### 本文抜粋
- ゴルフのニュース|総合ゴルフ情報サイト
- 記事一覧
- コラム
- カーボンフェースが話題だけど、いま主流のチタンフェースってそもそも何が利点なの?
先日、テーラーメイドが発表した新作「ステルス」。これはフェースにカーボン素材を使ったことで話題になっていますが、そもそも今までのドライバーはなぜチタンフェースだったのでしょうか? またカーボンの利点とは?
木製、ステンレス、そしてチタンへ
テーラーメイドが新作ドライバー「ステルス」で採用したカーボンフェースがゴルフ界の話題を席巻しています。とはいえ、まだまだドライバーのフェース材の主流はチタンです。20年以上にわたって約30年にもわたって使われ続けているチタンのメリットとは何なのでしょうか?
ドライバーの歴史を振り返ると、1890年に登場した柿の木を素材にしたパーシモンドライバーの時代が約100年間続いていました。
そして、1979年にテーラーメイドが世界初のメタルドライバーを発表。これはステンレス素材を用いた画期的なドライバーで、飛距離性能はパーシモンをはるかに凌駕していました。しかし、一般ゴルファーに浸透していったのは1990年代に入ってからです。
さらに1990年にミズノがチタンヘッドを発表したのが世界初と言われています。そして1995年にはキャロウェイのチタンヘッド「グレートビッグバーサ」が世界的大ヒットを記録しました。その後は大手メーカーのドライバーはほぼ100%チタンフェースという時代が2022年まで続いています。つまりチタンフェースの時代は20年以上も続いていたことになります。
そもそもなぜ、ドライバーのフェースにチタンが向いていたのでしょうか? 元大手メーカーのドライバー開発担当者に話を聞きました。
「まずチタンはステンレスに比べて圧倒的に軽いです。数字的で言うとステンレスの比重が7.9なのに対して、チタン合金は4.4です。さらにチタン合金の強度はステンレスよりも高い。フェースを軽くて強度があるものにできれば、それだけ自由に使える重量が増えるので、ドライバーを開発する上での設計の自由度が増して、重心を調整することができます」

### 表示行一覧
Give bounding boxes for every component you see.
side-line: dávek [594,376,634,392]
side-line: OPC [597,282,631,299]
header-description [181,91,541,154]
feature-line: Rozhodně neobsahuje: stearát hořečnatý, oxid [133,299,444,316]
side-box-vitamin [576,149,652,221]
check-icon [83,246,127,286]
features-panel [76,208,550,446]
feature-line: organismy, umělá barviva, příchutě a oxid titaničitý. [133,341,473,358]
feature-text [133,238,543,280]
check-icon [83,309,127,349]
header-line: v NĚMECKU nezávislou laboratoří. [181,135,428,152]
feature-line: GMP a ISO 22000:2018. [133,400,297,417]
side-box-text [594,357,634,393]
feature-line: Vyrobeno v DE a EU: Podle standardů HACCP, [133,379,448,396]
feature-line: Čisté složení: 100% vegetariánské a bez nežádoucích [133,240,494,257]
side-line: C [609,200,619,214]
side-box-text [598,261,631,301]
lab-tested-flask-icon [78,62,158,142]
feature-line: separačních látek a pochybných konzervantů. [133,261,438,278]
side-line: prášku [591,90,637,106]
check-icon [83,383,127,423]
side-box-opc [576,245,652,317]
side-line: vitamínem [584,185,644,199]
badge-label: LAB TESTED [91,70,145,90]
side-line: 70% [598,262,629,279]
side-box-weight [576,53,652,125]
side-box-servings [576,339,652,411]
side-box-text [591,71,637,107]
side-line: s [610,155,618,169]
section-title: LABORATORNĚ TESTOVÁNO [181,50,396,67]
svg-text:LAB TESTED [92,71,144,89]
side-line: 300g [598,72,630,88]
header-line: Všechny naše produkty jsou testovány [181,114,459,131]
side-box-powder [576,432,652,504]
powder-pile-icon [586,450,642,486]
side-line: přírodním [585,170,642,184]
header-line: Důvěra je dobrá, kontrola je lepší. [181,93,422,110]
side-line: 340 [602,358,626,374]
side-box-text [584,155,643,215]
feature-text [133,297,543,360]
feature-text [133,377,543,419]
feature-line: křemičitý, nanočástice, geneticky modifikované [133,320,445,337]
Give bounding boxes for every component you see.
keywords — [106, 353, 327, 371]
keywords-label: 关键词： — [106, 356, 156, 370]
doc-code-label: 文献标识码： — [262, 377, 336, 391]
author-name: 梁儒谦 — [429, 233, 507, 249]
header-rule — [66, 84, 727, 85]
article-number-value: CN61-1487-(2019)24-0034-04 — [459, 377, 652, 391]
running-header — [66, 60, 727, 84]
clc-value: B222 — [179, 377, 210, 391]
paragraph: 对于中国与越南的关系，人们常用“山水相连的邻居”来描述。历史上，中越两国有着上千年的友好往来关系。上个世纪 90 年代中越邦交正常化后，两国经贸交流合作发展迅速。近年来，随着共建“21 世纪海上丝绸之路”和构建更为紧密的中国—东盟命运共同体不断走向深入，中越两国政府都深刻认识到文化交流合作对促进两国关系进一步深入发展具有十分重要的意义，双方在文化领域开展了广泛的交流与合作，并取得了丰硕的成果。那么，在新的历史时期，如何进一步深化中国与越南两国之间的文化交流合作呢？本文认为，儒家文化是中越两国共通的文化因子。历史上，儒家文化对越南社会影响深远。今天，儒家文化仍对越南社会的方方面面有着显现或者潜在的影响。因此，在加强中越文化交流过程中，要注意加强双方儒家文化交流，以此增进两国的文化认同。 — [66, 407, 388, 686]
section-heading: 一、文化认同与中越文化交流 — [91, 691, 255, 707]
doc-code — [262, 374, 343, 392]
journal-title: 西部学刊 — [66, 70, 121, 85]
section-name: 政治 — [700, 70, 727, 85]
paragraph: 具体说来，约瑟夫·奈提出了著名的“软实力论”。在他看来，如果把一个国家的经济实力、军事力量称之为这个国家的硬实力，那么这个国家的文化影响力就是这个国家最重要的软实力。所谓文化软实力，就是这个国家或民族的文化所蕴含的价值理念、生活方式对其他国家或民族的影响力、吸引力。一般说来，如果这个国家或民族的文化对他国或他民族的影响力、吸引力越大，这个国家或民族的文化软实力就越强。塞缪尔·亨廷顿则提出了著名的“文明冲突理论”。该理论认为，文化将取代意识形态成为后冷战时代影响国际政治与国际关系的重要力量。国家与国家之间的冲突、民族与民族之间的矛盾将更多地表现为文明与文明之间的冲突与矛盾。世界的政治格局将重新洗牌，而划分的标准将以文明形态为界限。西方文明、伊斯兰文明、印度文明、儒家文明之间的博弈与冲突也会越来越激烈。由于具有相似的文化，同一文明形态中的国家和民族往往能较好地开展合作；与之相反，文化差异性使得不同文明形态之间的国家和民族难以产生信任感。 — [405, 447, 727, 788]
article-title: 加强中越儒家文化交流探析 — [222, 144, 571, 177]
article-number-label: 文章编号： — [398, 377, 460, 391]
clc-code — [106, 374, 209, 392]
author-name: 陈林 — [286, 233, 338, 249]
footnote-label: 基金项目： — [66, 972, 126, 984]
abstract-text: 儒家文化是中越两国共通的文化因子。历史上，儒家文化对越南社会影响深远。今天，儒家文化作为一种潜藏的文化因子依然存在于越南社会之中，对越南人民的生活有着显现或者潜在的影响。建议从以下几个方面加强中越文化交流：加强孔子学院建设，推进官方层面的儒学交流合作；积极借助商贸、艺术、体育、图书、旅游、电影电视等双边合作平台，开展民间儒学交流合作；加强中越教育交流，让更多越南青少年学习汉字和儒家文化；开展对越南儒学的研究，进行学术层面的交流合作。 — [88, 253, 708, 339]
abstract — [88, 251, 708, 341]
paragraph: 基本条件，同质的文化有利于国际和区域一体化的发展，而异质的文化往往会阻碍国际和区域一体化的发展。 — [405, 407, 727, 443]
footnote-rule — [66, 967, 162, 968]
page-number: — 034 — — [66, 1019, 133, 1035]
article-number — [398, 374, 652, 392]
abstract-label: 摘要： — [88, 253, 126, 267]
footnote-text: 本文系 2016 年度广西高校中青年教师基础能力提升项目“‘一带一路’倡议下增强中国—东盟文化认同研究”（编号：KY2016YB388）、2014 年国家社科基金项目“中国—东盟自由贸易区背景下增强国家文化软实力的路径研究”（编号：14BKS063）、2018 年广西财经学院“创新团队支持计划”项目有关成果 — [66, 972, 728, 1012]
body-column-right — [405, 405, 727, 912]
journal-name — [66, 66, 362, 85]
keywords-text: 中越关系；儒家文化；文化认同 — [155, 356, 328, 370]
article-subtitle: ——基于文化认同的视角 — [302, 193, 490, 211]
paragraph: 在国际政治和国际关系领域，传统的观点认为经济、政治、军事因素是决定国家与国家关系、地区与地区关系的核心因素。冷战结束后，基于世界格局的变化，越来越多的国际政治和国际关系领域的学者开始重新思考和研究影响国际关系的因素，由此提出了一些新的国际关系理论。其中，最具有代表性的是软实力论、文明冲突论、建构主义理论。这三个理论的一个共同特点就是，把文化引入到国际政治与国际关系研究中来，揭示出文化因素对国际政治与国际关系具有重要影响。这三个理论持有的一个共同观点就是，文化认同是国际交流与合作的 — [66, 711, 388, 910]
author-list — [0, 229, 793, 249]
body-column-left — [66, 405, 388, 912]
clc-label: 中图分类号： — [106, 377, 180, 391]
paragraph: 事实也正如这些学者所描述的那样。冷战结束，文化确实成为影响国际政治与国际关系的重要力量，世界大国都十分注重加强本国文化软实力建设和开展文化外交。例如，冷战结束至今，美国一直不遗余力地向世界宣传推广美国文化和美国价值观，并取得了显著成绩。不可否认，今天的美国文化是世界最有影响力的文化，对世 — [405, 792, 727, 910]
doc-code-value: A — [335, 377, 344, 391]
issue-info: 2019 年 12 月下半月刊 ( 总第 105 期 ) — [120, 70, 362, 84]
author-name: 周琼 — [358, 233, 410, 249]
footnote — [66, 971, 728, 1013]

### 課題内容
ドライバーのフェース素材に関する本文抜粋に登場するメーカー名をすべて挙げてください。 これらの行は本文とは別の資料です。

### 完成回答
テーラーメイド、ミズノ、キャロウェイ